<<<<
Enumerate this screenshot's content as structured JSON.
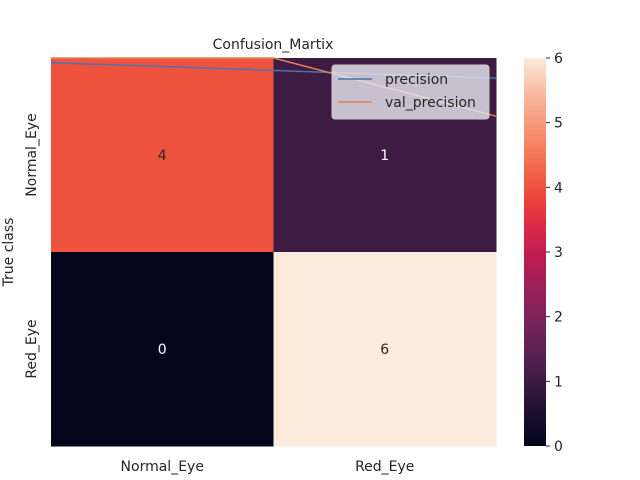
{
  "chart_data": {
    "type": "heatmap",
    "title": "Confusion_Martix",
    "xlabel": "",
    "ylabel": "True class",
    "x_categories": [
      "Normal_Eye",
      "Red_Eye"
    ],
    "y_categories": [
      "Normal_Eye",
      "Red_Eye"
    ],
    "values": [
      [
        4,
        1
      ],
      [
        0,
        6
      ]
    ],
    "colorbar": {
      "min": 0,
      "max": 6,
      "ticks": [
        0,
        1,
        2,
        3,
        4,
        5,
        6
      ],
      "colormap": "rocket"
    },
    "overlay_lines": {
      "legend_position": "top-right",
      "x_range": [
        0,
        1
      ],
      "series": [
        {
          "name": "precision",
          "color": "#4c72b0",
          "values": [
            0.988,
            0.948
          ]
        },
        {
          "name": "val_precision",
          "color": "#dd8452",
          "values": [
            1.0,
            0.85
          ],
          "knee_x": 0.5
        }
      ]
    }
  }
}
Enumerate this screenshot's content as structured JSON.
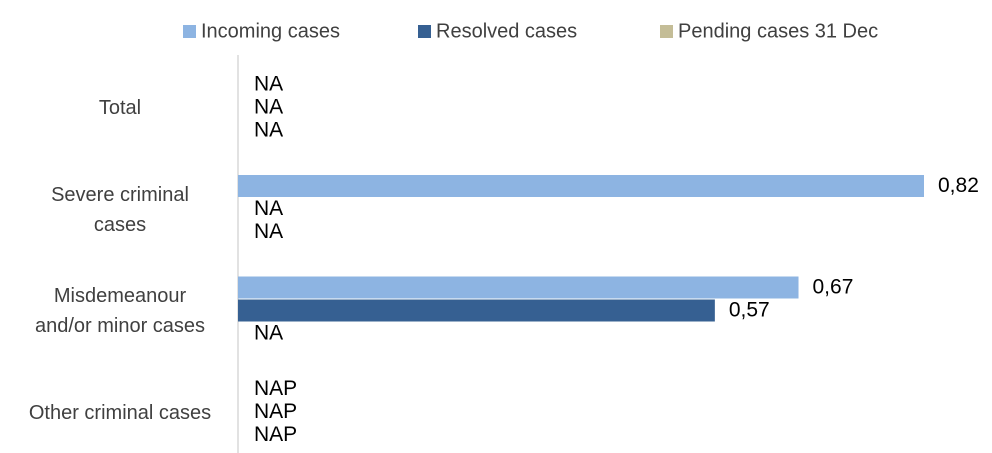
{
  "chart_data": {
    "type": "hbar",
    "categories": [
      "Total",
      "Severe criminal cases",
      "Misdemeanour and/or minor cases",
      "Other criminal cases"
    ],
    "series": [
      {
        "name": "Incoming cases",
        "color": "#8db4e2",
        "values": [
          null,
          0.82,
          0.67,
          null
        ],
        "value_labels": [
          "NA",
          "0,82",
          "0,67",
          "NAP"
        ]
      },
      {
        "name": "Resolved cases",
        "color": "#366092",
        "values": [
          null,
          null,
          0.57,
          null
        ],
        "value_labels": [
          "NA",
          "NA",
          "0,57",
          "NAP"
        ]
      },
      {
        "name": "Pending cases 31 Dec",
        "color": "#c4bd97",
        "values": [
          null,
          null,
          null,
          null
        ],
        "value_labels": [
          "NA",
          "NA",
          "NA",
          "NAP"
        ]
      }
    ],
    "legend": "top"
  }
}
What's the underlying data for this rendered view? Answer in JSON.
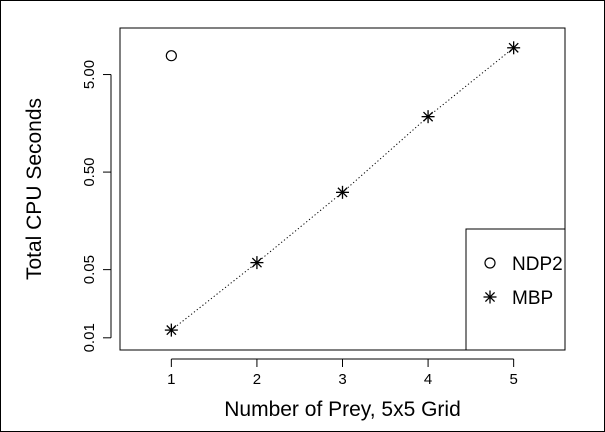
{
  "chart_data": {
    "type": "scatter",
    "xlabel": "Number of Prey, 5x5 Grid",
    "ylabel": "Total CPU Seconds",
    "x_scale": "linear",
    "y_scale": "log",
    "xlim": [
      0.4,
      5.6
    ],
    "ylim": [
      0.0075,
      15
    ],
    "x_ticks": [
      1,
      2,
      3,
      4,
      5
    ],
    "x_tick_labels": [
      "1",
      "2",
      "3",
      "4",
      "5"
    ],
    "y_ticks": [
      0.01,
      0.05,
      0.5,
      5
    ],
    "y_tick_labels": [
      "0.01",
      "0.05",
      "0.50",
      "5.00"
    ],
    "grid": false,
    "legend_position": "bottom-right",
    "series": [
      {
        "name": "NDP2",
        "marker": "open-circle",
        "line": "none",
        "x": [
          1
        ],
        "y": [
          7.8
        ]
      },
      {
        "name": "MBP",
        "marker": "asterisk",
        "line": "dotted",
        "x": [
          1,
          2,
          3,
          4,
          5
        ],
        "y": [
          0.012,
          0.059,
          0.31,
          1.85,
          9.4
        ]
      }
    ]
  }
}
>>>>
<<<<
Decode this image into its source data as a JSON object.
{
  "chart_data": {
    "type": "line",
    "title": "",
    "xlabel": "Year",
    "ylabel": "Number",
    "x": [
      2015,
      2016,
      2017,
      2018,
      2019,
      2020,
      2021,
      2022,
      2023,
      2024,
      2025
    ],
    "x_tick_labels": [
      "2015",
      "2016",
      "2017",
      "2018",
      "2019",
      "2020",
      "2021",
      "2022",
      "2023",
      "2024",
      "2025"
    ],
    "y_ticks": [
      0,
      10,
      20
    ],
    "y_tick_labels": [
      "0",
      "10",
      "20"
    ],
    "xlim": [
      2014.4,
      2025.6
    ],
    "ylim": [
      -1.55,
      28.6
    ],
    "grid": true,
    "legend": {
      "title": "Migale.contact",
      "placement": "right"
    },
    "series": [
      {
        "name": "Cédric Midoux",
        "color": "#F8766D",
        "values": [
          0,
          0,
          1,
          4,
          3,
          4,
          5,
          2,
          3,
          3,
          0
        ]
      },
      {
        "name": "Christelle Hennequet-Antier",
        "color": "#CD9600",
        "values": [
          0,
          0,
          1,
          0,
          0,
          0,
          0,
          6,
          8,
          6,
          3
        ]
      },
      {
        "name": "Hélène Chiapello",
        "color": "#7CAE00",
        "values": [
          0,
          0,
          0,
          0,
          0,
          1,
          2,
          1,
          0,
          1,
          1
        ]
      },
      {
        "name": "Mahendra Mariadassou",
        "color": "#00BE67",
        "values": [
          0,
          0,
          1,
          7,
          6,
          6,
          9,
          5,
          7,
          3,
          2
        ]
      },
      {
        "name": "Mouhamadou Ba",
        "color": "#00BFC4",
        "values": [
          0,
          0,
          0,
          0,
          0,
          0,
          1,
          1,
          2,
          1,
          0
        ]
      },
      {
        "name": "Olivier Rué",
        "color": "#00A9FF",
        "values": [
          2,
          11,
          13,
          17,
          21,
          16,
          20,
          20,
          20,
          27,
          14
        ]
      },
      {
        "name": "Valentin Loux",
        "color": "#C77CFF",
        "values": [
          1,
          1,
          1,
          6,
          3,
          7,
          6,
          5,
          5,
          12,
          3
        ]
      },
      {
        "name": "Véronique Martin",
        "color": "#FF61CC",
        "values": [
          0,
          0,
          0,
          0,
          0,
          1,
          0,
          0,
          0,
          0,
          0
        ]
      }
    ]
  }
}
>>>>
<<<<
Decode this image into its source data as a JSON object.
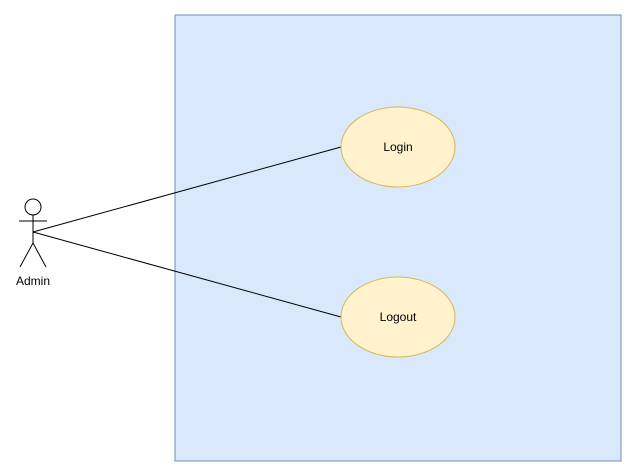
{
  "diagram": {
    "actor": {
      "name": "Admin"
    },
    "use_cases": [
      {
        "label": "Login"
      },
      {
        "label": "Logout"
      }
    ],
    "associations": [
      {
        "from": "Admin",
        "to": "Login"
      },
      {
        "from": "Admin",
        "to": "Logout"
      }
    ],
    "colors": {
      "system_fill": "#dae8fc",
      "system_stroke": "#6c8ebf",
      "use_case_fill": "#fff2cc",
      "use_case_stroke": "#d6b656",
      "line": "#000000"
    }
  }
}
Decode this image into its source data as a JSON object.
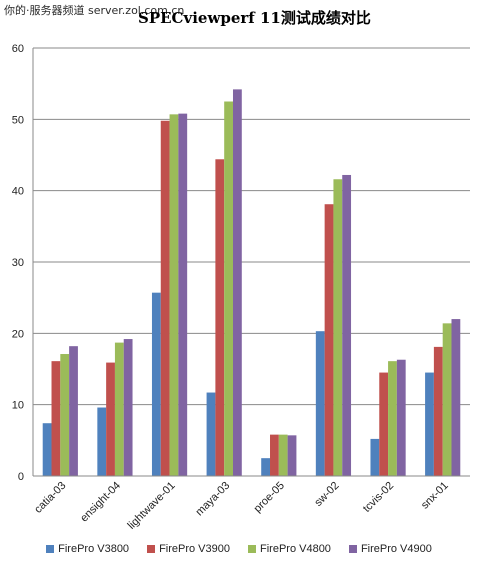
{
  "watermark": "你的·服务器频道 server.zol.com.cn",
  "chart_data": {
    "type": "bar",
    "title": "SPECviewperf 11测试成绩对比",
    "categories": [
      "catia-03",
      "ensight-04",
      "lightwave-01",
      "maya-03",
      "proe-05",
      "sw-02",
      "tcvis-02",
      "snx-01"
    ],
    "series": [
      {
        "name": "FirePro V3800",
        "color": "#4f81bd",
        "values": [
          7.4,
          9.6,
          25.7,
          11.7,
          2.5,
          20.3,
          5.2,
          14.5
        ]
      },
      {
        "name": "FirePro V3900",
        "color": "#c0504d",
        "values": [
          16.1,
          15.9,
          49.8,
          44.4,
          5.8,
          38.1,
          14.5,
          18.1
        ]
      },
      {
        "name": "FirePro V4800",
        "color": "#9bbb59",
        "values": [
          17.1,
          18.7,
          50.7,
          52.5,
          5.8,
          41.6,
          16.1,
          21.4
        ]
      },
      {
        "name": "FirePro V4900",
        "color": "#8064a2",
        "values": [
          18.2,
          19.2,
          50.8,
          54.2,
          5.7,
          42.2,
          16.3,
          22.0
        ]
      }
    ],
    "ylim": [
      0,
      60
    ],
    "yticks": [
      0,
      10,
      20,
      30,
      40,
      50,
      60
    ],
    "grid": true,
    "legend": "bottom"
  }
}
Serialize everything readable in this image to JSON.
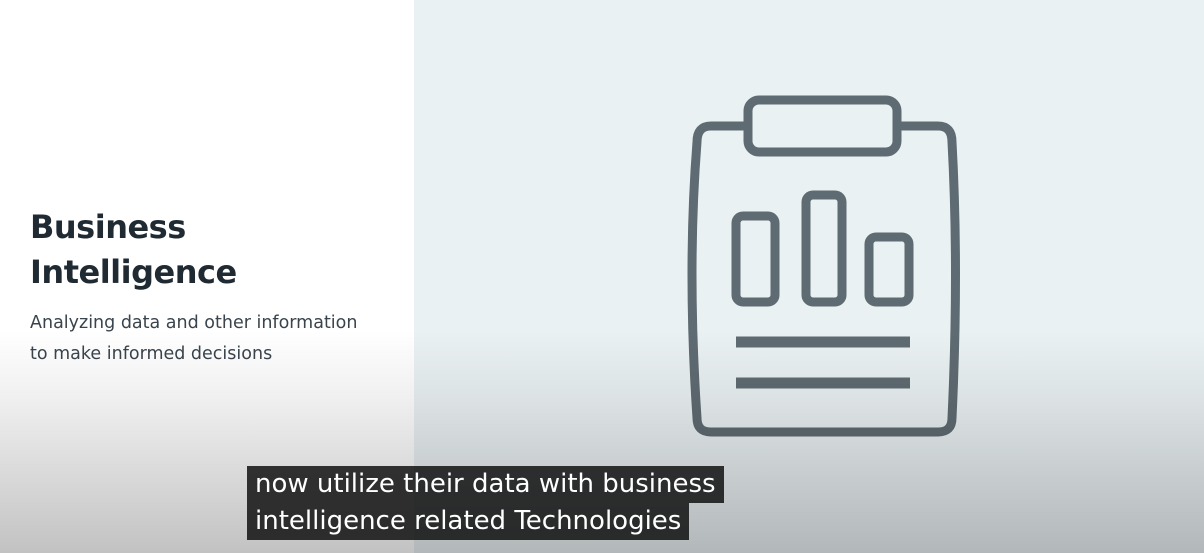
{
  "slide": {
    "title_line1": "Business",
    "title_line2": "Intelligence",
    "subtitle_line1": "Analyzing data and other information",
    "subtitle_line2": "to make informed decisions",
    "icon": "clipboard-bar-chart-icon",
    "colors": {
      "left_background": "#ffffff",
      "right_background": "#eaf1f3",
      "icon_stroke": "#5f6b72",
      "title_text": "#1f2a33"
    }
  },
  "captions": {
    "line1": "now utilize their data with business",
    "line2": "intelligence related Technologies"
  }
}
>>>>
Read the lines above. Gather those in which the string "Number" is found.

_THE COMPLETED TASK:_
    "xlabel": "Number of Prey, 5x5 Grid",
    "ylabel": "Number",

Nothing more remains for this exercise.